What is needed —
Each record below is to be copied word for word, with pictures removed.

(Records from a collection)
□ □ □
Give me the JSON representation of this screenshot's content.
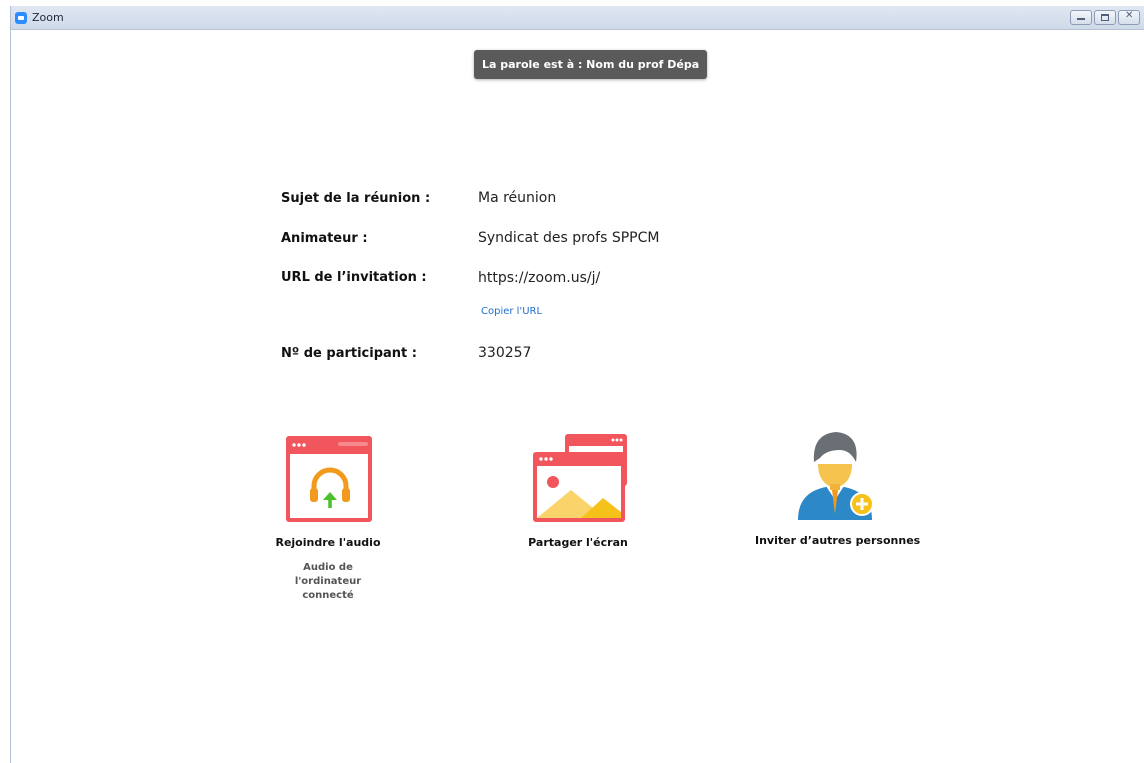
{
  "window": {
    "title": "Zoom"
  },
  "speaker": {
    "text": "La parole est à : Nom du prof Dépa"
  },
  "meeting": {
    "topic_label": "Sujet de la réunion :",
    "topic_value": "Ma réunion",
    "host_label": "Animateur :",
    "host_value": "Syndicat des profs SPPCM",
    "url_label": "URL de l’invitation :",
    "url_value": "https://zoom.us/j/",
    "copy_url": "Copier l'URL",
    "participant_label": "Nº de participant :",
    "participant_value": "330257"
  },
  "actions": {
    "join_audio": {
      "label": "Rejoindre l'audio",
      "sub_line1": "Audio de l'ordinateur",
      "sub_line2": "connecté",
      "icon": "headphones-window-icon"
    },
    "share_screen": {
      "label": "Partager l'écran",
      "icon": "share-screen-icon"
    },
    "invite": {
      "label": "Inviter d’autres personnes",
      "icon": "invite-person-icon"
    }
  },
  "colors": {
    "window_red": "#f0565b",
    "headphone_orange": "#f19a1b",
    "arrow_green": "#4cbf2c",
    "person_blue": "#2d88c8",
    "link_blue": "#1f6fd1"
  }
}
□ □ □
Output —
Give me the JSON representation of this screenshot's content.
{
  "window": {
    "title": "Zoom"
  },
  "speaker": {
    "text": "La parole est à : Nom du prof Dépa"
  },
  "meeting": {
    "topic_label": "Sujet de la réunion :",
    "topic_value": "Ma réunion",
    "host_label": "Animateur :",
    "host_value": "Syndicat des profs SPPCM",
    "url_label": "URL de l’invitation :",
    "url_value": "https://zoom.us/j/",
    "copy_url": "Copier l'URL",
    "participant_label": "Nº de participant :",
    "participant_value": "330257"
  },
  "actions": {
    "join_audio": {
      "label": "Rejoindre l'audio",
      "sub_line1": "Audio de l'ordinateur",
      "sub_line2": "connecté",
      "icon": "headphones-window-icon"
    },
    "share_screen": {
      "label": "Partager l'écran",
      "icon": "share-screen-icon"
    },
    "invite": {
      "label": "Inviter d’autres personnes",
      "icon": "invite-person-icon"
    }
  },
  "colors": {
    "window_red": "#f0565b",
    "headphone_orange": "#f19a1b",
    "arrow_green": "#4cbf2c",
    "person_blue": "#2d88c8",
    "link_blue": "#1f6fd1"
  }
}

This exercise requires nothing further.